Retype the material word for word.

*** INPUT FOR THIS TASK ***

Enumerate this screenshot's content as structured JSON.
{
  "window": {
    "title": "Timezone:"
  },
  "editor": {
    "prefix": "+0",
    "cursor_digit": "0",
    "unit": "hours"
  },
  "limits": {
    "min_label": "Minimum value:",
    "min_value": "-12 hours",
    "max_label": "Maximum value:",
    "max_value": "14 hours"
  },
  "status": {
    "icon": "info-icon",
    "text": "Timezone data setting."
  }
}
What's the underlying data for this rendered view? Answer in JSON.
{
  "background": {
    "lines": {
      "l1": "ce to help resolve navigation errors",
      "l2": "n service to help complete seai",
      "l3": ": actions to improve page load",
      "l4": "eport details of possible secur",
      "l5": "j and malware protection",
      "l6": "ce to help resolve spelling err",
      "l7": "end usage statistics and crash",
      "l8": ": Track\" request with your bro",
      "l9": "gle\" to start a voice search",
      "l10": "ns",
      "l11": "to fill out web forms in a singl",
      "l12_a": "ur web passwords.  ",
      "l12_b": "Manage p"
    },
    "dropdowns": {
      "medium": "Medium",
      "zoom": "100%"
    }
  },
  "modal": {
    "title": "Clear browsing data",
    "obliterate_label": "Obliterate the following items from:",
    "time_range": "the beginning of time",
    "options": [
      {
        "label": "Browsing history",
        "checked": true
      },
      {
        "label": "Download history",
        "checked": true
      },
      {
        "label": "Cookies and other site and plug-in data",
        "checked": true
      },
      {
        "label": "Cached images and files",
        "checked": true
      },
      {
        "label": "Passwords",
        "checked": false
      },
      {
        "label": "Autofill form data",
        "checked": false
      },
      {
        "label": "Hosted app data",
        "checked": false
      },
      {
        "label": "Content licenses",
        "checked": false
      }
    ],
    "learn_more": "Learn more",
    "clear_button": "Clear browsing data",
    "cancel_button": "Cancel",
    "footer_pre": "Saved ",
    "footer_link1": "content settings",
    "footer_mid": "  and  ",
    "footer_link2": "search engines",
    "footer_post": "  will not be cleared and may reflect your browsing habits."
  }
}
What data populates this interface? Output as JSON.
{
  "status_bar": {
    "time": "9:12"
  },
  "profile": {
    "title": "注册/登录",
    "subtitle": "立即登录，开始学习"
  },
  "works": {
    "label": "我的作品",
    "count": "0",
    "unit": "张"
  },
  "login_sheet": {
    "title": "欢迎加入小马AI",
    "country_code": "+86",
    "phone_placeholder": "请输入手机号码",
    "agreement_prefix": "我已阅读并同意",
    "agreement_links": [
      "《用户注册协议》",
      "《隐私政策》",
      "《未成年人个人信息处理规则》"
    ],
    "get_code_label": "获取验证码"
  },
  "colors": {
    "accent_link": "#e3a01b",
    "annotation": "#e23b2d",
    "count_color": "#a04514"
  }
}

***

### SOLVED PROBLEM
Enumerate this screenshot's content as structured JSON.
{
  "window": {
    "title": "Timezone:"
  },
  "editor": {
    "prefix": "+0",
    "cursor_digit": "0",
    "unit": "hours"
  },
  "limits": {
    "min_label": "Minimum value:",
    "min_value": "-12 hours",
    "max_label": "Maximum value:",
    "max_value": "14 hours"
  },
  "status": {
    "icon": "info-icon",
    "text": "Timezone data setting."
  }
}
What's the underlying data for this rendered view? Answer in JSON.
{
  "background": {
    "lines": {
      "l1": "ce to help resolve navigation errors",
      "l2": "n service to help complete seai",
      "l3": ": actions to improve page load",
      "l4": "eport details of possible secur",
      "l5": "j and malware protection",
      "l6": "ce to help resolve spelling err",
      "l7": "end usage statistics and crash",
      "l8": ": Track\" request with your bro",
      "l9": "gle\" to start a voice search",
      "l10": "ns",
      "l11": "to fill out web forms in a singl",
      "l12_a": "ur web passwords.  ",
      "l12_b": "Manage p"
    },
    "dropdowns": {
      "medium": "Medium",
      "zoom": "100%"
    }
  },
  "modal": {
    "title": "Clear browsing data",
    "obliterate_label": "Obliterate the following items from:",
    "time_range": "the beginning of time",
    "options": [
      {
        "label": "Browsing history",
        "checked": true
      },
      {
        "label": "Download history",
        "checked": true
      },
      {
        "label": "Cookies and other site and plug-in data",
        "checked": true
      },
      {
        "label": "Cached images and files",
        "checked": true
      },
      {
        "label": "Passwords",
        "checked": false
      },
      {
        "label": "Autofill form data",
        "checked": false
      },
      {
        "label": "Hosted app data",
        "checked": false
      },
      {
        "label": "Content licenses",
        "checked": false
      }
    ],
    "learn_more": "Learn more",
    "clear_button": "Clear browsing data",
    "cancel_button": "Cancel",
    "footer_pre": "Saved ",
    "footer_link1": "content settings",
    "footer_mid": "  and  ",
    "footer_link2": "search engines",
    "footer_post": "  will not be cleared and may reflect your browsing habits."
  }
}
What data populates this interface? Output as JSON.
{
  "status_bar": {
    "time": "9:12"
  },
  "profile": {
    "title": "注册/登录",
    "subtitle": "立即登录，开始学习"
  },
  "works": {
    "label": "我的作品",
    "count": "0",
    "unit": "张"
  },
  "login_sheet": {
    "title": "欢迎加入小马AI",
    "country_code": "+86",
    "phone_placeholder": "请输入手机号码",
    "agreement_prefix": "我已阅读并同意",
    "agreement_links": [
      "《用户注册协议》",
      "《隐私政策》",
      "《未成年人个人信息处理规则》"
    ],
    "get_code_label": "获取验证码"
  },
  "colors": {
    "accent_link": "#e3a01b",
    "annotation": "#e23b2d",
    "count_color": "#a04514"
  }
}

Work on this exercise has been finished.